┌────────

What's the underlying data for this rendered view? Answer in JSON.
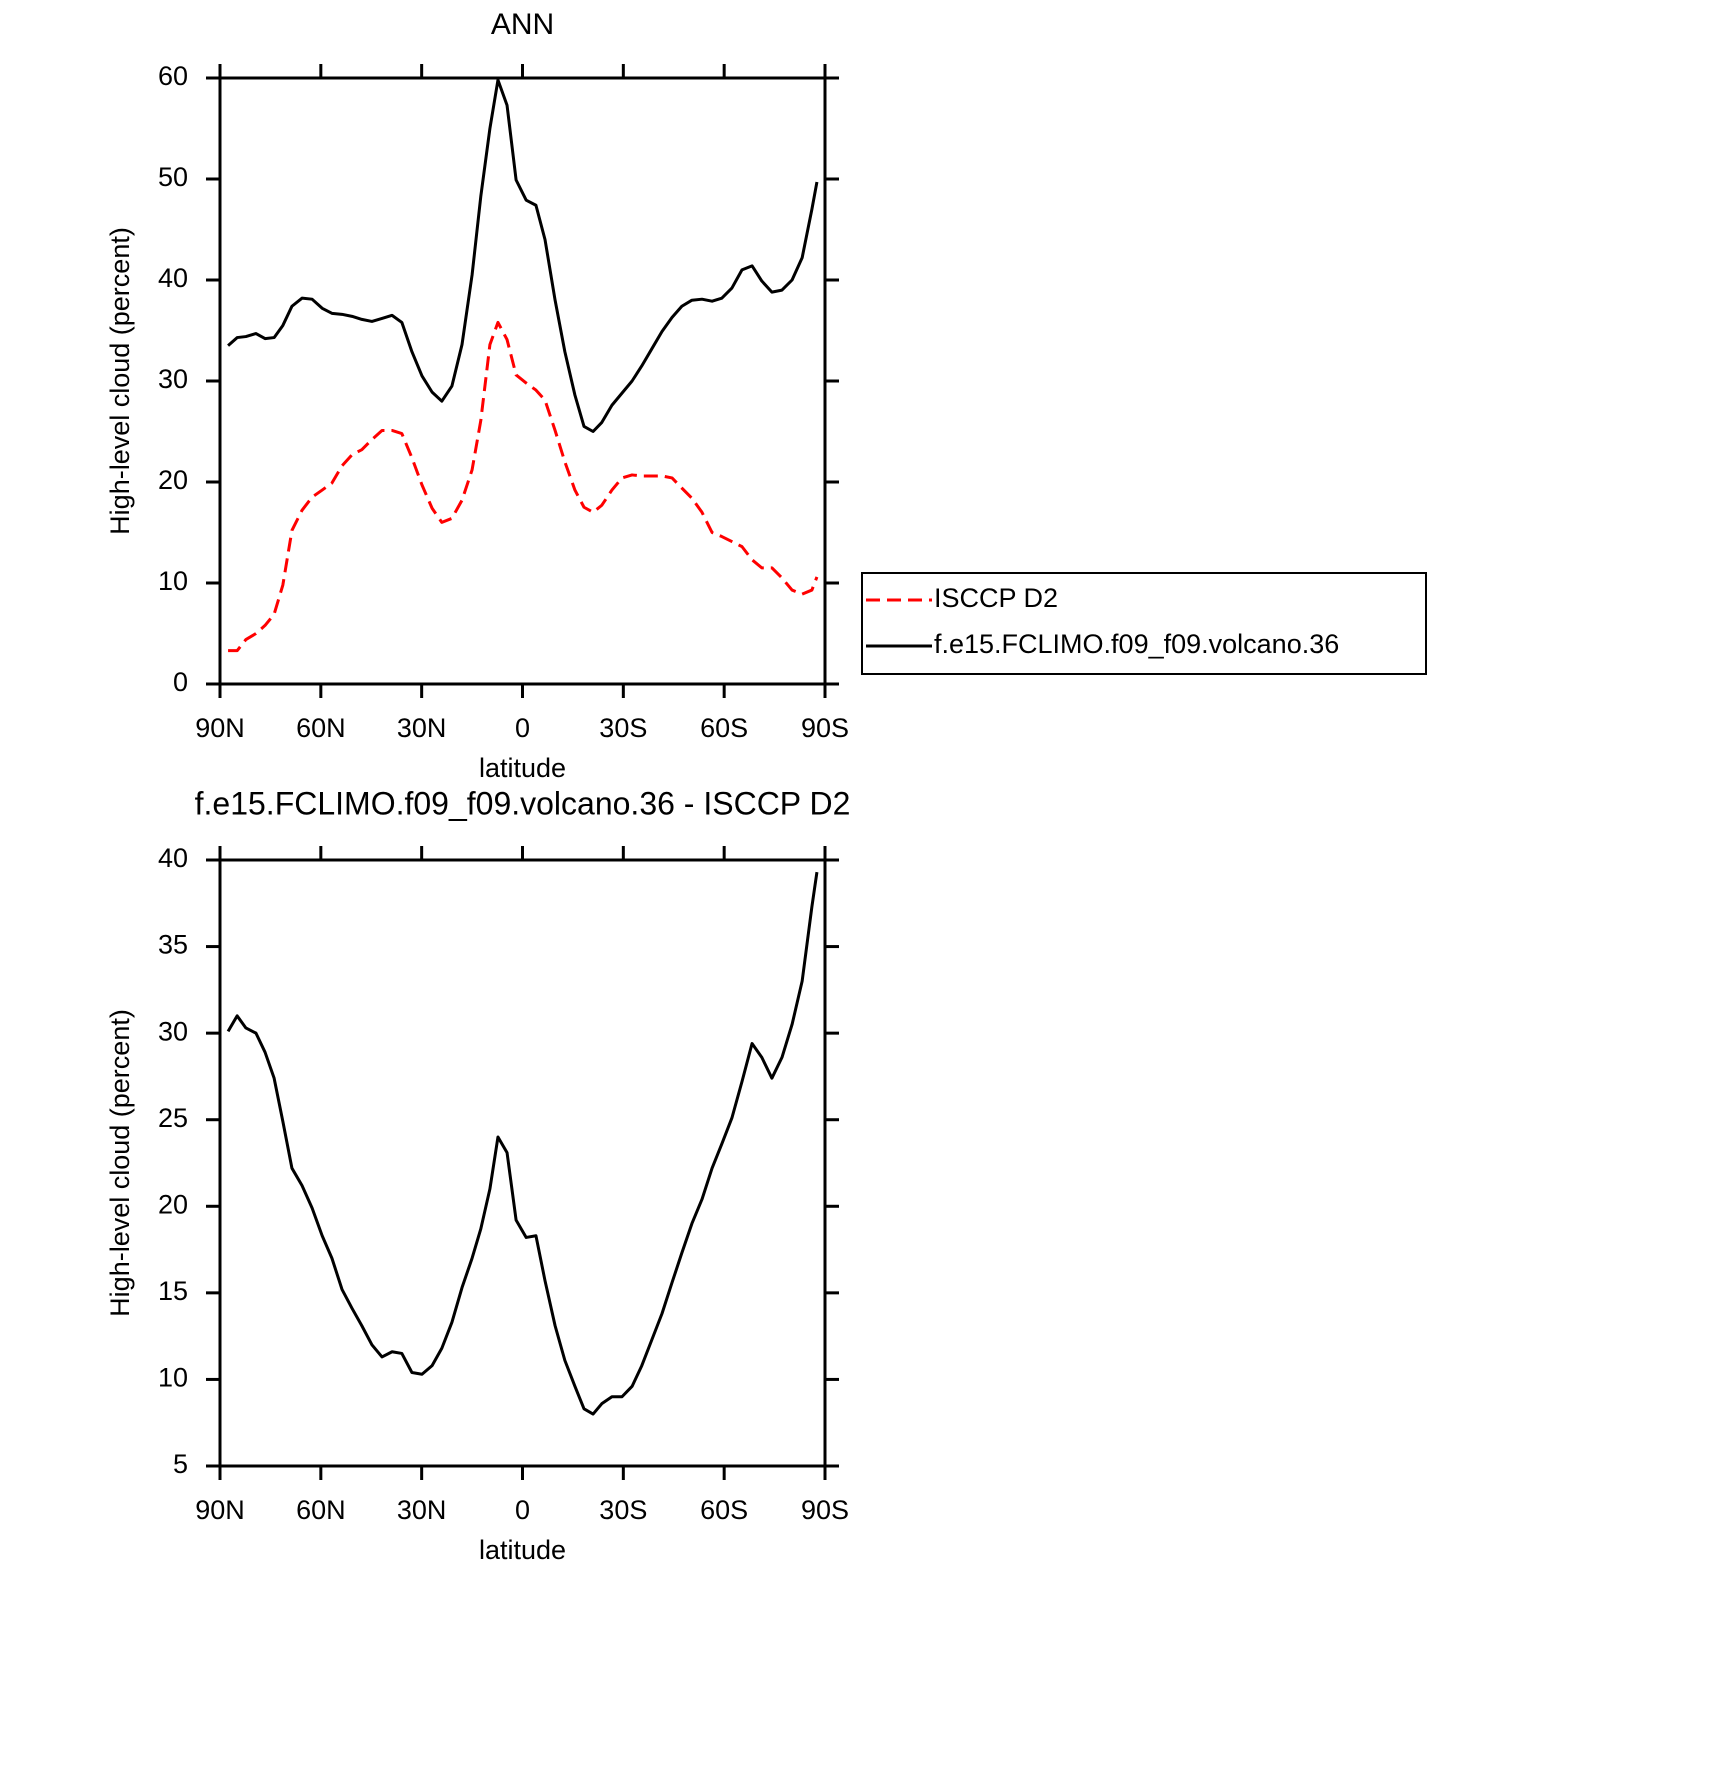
{
  "chart_data": [
    {
      "type": "line",
      "title": "ANN",
      "xlabel": "latitude",
      "ylabel": "High-level cloud (percent)",
      "x": [
        87.6,
        84.9,
        82.3,
        79.3,
        76.6,
        73.9,
        71.3,
        68.6,
        65.6,
        62.6,
        59.6,
        56.7,
        53.7,
        50.7,
        47.8,
        44.8,
        41.8,
        38.8,
        35.9,
        32.9,
        29.9,
        26.9,
        24.0,
        21.0,
        18.0,
        15.0,
        12.4,
        9.7,
        7.3,
        4.6,
        1.9,
        -1.1,
        -4.0,
        -6.7,
        -9.7,
        -12.6,
        -15.6,
        -18.3,
        -21.0,
        -23.6,
        -26.6,
        -29.6,
        -32.6,
        -35.5,
        -38.5,
        -41.5,
        -44.5,
        -47.4,
        -50.4,
        -53.4,
        -56.4,
        -59.3,
        -62.3,
        -65.3,
        -68.3,
        -71.2,
        -74.2,
        -77.2,
        -80.2,
        -83.2,
        -86.1,
        -87.6
      ],
      "series": [
        {
          "name": "ISCCP D2",
          "color": "#ff0000",
          "dashed": true,
          "values": [
            3.3,
            3.3,
            4.4,
            5.0,
            5.8,
            6.9,
            9.8,
            15.2,
            17.2,
            18.5,
            19.2,
            19.9,
            21.6,
            22.7,
            23.2,
            24.2,
            25.1,
            25.1,
            24.8,
            22.4,
            19.7,
            17.4,
            16.0,
            16.4,
            18.2,
            21.2,
            26.1,
            33.6,
            35.8,
            34.1,
            30.6,
            29.8,
            29.1,
            28.1,
            25.1,
            22.0,
            19.2,
            17.5,
            17.0,
            17.7,
            19.2,
            20.4,
            20.7,
            20.6,
            20.6,
            20.6,
            20.4,
            19.4,
            18.4,
            17.0,
            15.0,
            14.6,
            14.1,
            13.6,
            12.3,
            11.5,
            11.5,
            10.5,
            9.3,
            8.9,
            9.3,
            10.6
          ]
        },
        {
          "name": "f.e15.FCLIMO.f09_f09.volcano.36",
          "color": "#000000",
          "dashed": false,
          "values": [
            33.5,
            34.3,
            34.4,
            34.7,
            34.2,
            34.3,
            35.5,
            37.4,
            38.2,
            38.1,
            37.2,
            36.7,
            36.6,
            36.4,
            36.1,
            35.9,
            36.2,
            36.5,
            35.8,
            32.9,
            30.5,
            28.9,
            28.0,
            29.5,
            33.6,
            40.5,
            48.3,
            55.0,
            59.8,
            57.3,
            49.9,
            47.9,
            47.4,
            44.0,
            38.0,
            32.9,
            28.6,
            25.5,
            25.0,
            25.9,
            27.6,
            28.8,
            30.0,
            31.5,
            33.2,
            34.9,
            36.3,
            37.4,
            38.0,
            38.1,
            37.9,
            38.2,
            39.2,
            41.0,
            41.4,
            39.9,
            38.8,
            39.0,
            40.0,
            42.2,
            47.0,
            49.7
          ]
        }
      ],
      "xlim": [
        90,
        -90
      ],
      "xticks": [
        {
          "value": 90,
          "label": "90N"
        },
        {
          "value": 60,
          "label": "60N"
        },
        {
          "value": 30,
          "label": "30N"
        },
        0,
        {
          "value": -30,
          "label": "30S"
        },
        {
          "value": -60,
          "label": "60S"
        },
        {
          "value": -90,
          "label": "90S"
        }
      ],
      "ylim": [
        0,
        60
      ],
      "yticks": [
        0,
        10,
        20,
        30,
        40,
        50,
        60
      ],
      "legend": "right"
    },
    {
      "type": "line",
      "title": "f.e15.FCLIMO.f09_f09.volcano.36 - ISCCP D2",
      "xlabel": "latitude",
      "ylabel": "High-level cloud (percent)",
      "x": [
        87.6,
        84.9,
        82.3,
        79.3,
        76.6,
        73.9,
        71.3,
        68.6,
        65.6,
        62.6,
        59.6,
        56.7,
        53.7,
        50.7,
        47.8,
        44.8,
        41.8,
        38.8,
        35.9,
        32.9,
        29.9,
        26.9,
        24.0,
        21.0,
        18.0,
        15.0,
        12.4,
        9.7,
        7.3,
        4.6,
        1.9,
        -1.1,
        -4.0,
        -6.7,
        -9.7,
        -12.6,
        -15.6,
        -18.3,
        -21.0,
        -23.6,
        -26.6,
        -29.6,
        -32.6,
        -35.5,
        -38.5,
        -41.5,
        -44.5,
        -47.4,
        -50.4,
        -53.4,
        -56.4,
        -59.3,
        -62.3,
        -65.3,
        -68.3,
        -71.2,
        -74.2,
        -77.2,
        -80.2,
        -83.2,
        -86.1,
        -87.6
      ],
      "series": [
        {
          "color": "#000000",
          "dashed": false,
          "values": [
            30.1,
            31.0,
            30.3,
            30.0,
            28.9,
            27.4,
            24.9,
            22.2,
            21.2,
            19.9,
            18.3,
            17.0,
            15.2,
            14.1,
            13.1,
            12.0,
            11.3,
            11.6,
            11.5,
            10.4,
            10.3,
            10.8,
            11.8,
            13.3,
            15.3,
            17.0,
            18.7,
            21.0,
            24.0,
            23.1,
            19.2,
            18.2,
            18.3,
            15.7,
            13.1,
            11.1,
            9.6,
            8.3,
            8.0,
            8.6,
            9.0,
            9.0,
            9.6,
            10.8,
            12.3,
            13.8,
            15.6,
            17.3,
            19.0,
            20.4,
            22.2,
            23.6,
            25.1,
            27.2,
            29.4,
            28.6,
            27.4,
            28.6,
            30.5,
            33.0,
            37.3,
            39.3
          ]
        }
      ],
      "xlim": [
        90,
        -90
      ],
      "xticks": [
        {
          "value": 90,
          "label": "90N"
        },
        {
          "value": 60,
          "label": "60N"
        },
        {
          "value": 30,
          "label": "30N"
        },
        0,
        {
          "value": -30,
          "label": "30S"
        },
        {
          "value": -60,
          "label": "60S"
        },
        {
          "value": -90,
          "label": "90S"
        }
      ],
      "ylim": [
        5,
        40
      ],
      "yticks": [
        5,
        10,
        15,
        20,
        25,
        30,
        35,
        40
      ]
    }
  ]
}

└────────

- **TASK DETAILS**: Going through the lines above one by one, tally those with the word "volcano" and give only the total.

- **ANSWER**: 2